Material provided >>
## BEGIN

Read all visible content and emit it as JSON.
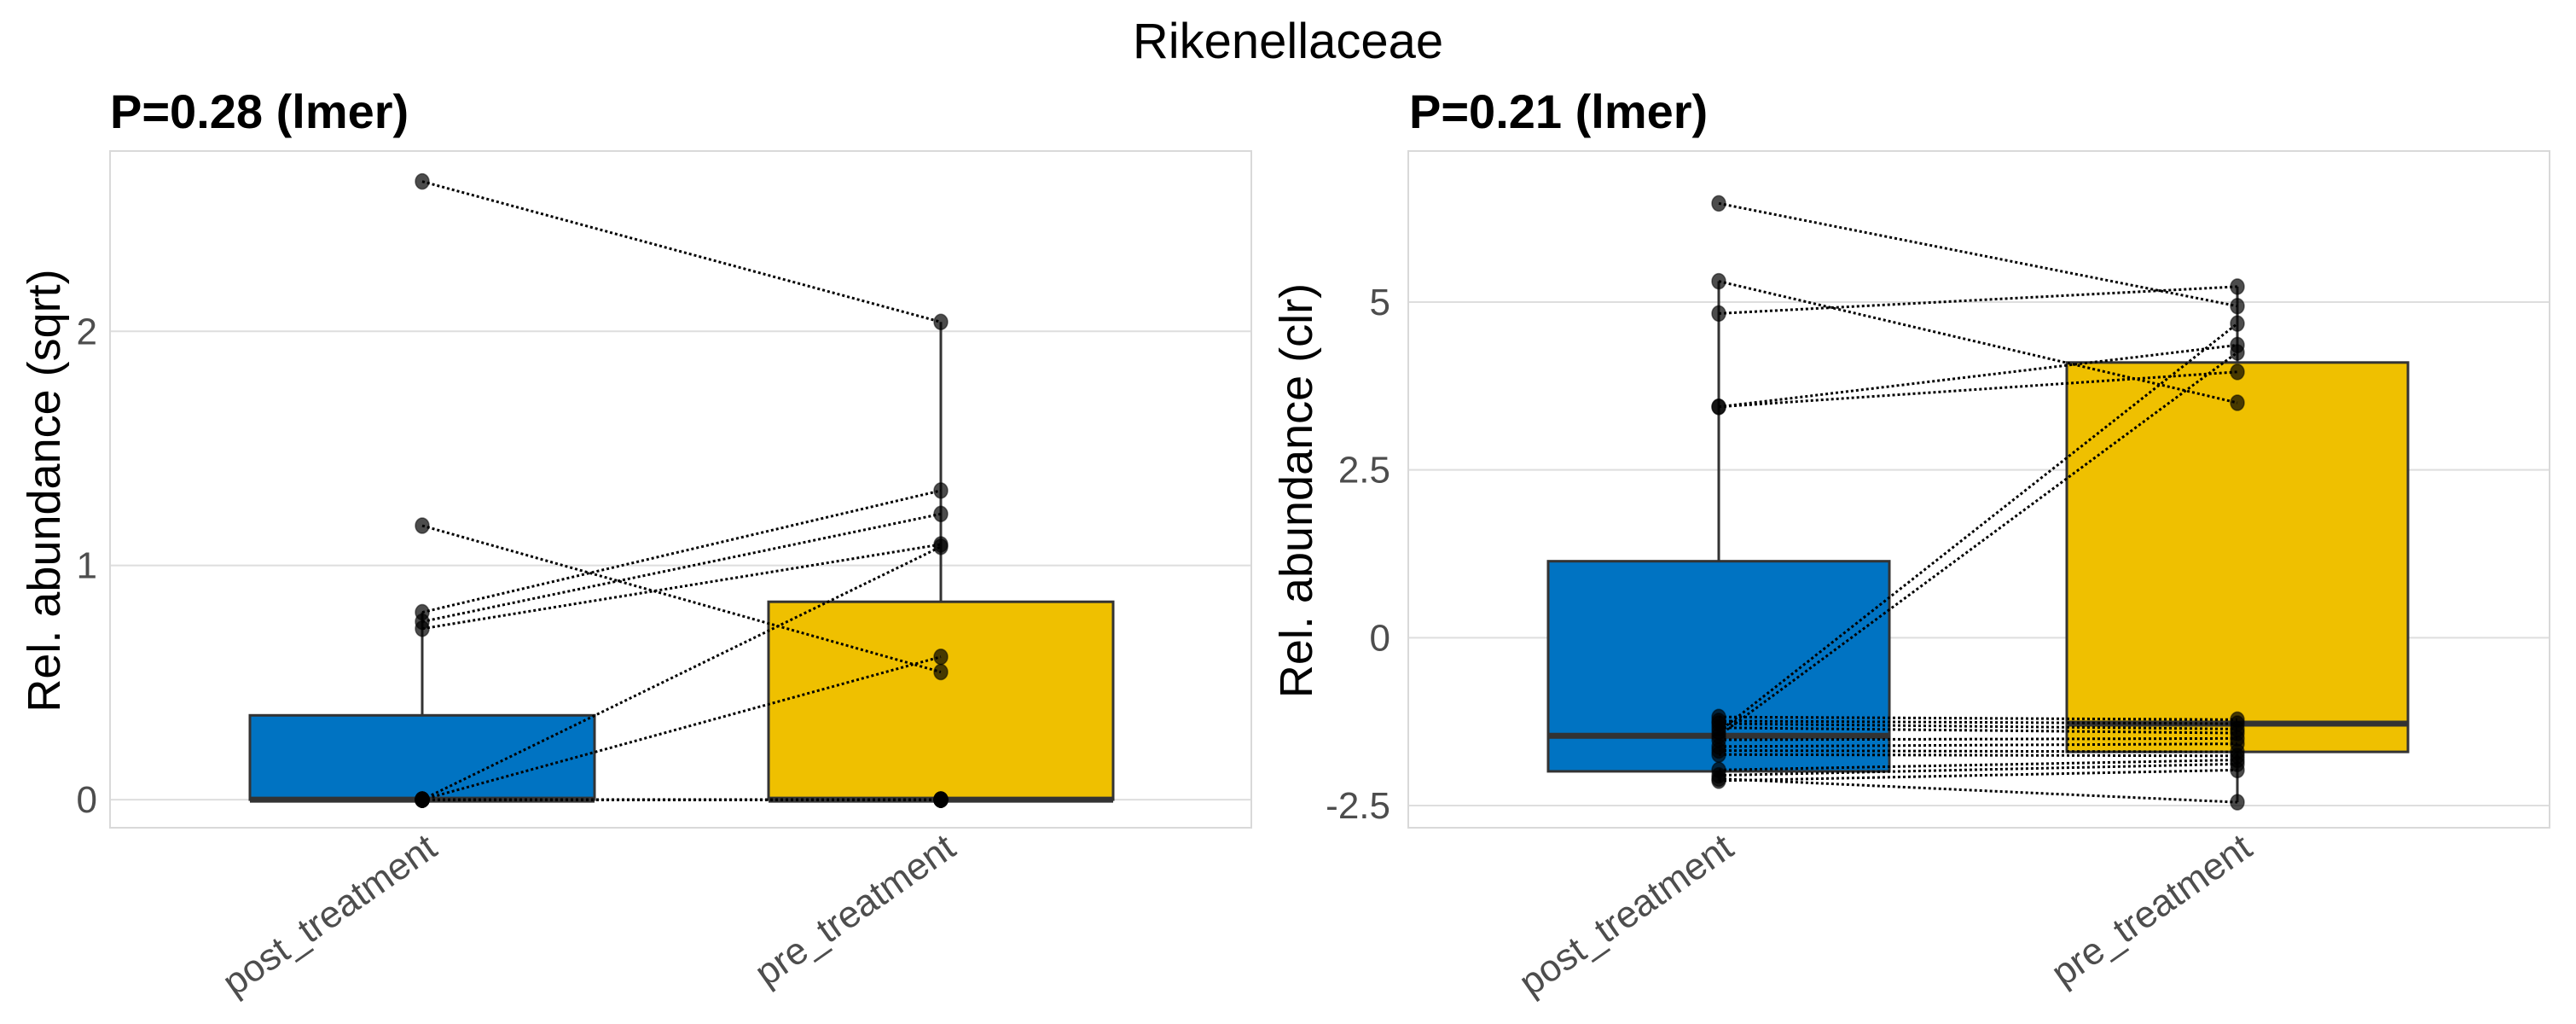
{
  "chart_data": {
    "type": "boxplot-paired",
    "title": "Rikenellaceae",
    "categories": [
      "post_treatment",
      "pre_treatment"
    ],
    "colors": {
      "post_treatment": "#0073C2",
      "pre_treatment": "#EFC000"
    },
    "panels": [
      {
        "subtitle": "P=0.28 (lmer)",
        "ylabel": "Rel. abundance (sqrt)",
        "ylim": [
          -0.12,
          2.77
        ],
        "yticks": [
          0,
          1,
          2
        ],
        "ytick_labels": [
          "0",
          "1",
          "2"
        ],
        "grid": true,
        "boxes": [
          {
            "category": "post_treatment",
            "q1": 0,
            "median": 0,
            "q3": 0.36,
            "whisker_low": 0,
            "whisker_high": 0.8
          },
          {
            "category": "pre_treatment",
            "q1": 0,
            "median": 0,
            "q3": 0.845,
            "whisker_low": 0,
            "whisker_high": 2.04
          }
        ],
        "pairs": [
          [
            2.64,
            2.04
          ],
          [
            1.17,
            0.545
          ],
          [
            0.8,
            1.32
          ],
          [
            0.76,
            1.22
          ],
          [
            0.73,
            1.09
          ],
          [
            0,
            1.08
          ],
          [
            0,
            0.61
          ],
          [
            0,
            0
          ],
          [
            0,
            0
          ],
          [
            0,
            0
          ],
          [
            0,
            0
          ],
          [
            0,
            0
          ],
          [
            0,
            0
          ],
          [
            0,
            0
          ],
          [
            0,
            0
          ],
          [
            0,
            0
          ]
        ]
      },
      {
        "subtitle": "P=0.21 (lmer)",
        "ylabel": "Rel. abundance (clr)",
        "ylim": [
          -2.83,
          7.25
        ],
        "yticks": [
          -2.5,
          0,
          2.5,
          5
        ],
        "ytick_labels": [
          "-2.5",
          "0",
          "2.5",
          "5"
        ],
        "grid": true,
        "boxes": [
          {
            "category": "post_treatment",
            "q1": -1.99,
            "median": -1.46,
            "q3": 1.14,
            "whisker_low": -2.13,
            "whisker_high": 5.31
          },
          {
            "category": "pre_treatment",
            "q1": -1.7,
            "median": -1.28,
            "q3": 4.1,
            "whisker_low": -2.45,
            "whisker_high": 5.23
          }
        ],
        "pairs": [
          [
            6.47,
            4.94
          ],
          [
            5.31,
            3.5
          ],
          [
            4.83,
            5.23
          ],
          [
            3.44,
            4.36
          ],
          [
            3.44,
            3.96
          ],
          [
            -1.4,
            4.68
          ],
          [
            -1.46,
            4.25
          ],
          [
            -1.18,
            -1.22
          ],
          [
            -1.24,
            -1.28
          ],
          [
            -1.28,
            -1.36
          ],
          [
            -1.34,
            -1.42
          ],
          [
            -1.52,
            -1.5
          ],
          [
            -1.62,
            -1.58
          ],
          [
            -1.68,
            -1.7
          ],
          [
            -1.74,
            -1.76
          ],
          [
            -1.97,
            -1.82
          ],
          [
            -2.05,
            -1.88
          ],
          [
            -2.13,
            -1.97
          ],
          [
            -2.1,
            -2.45
          ]
        ]
      }
    ]
  }
}
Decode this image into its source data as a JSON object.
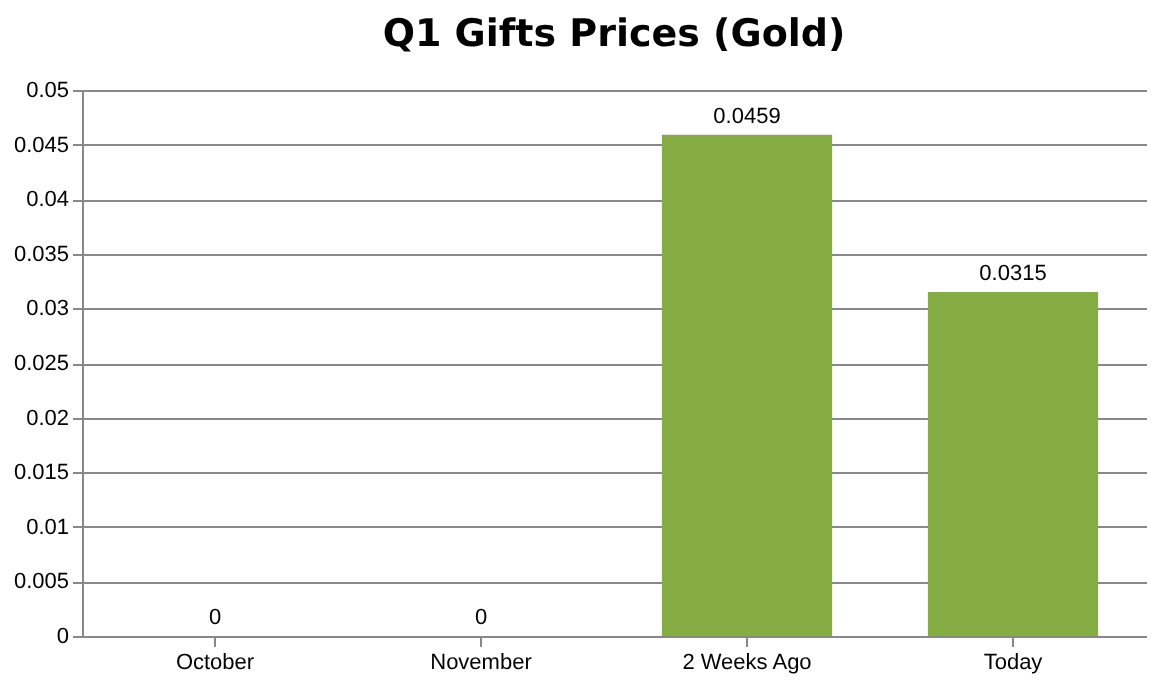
{
  "chart_data": {
    "type": "bar",
    "title": "Q1 Gifts Prices (Gold)",
    "categories": [
      "October",
      "November",
      "2 Weeks Ago",
      "Today"
    ],
    "values": [
      0,
      0,
      0.0459,
      0.0315
    ],
    "color": "#86ad44",
    "ylim": [
      0,
      0.05
    ],
    "yticks": [
      0,
      0.005,
      0.01,
      0.015,
      0.02,
      0.025,
      0.03,
      0.035,
      0.04,
      0.045,
      0.05
    ],
    "grid": "y",
    "data_labels": true
  }
}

## END

Required task >> Check each line of the records for the string "abundance" and state how many lines contain it. Give only the number.

Answer to the exercise >> 2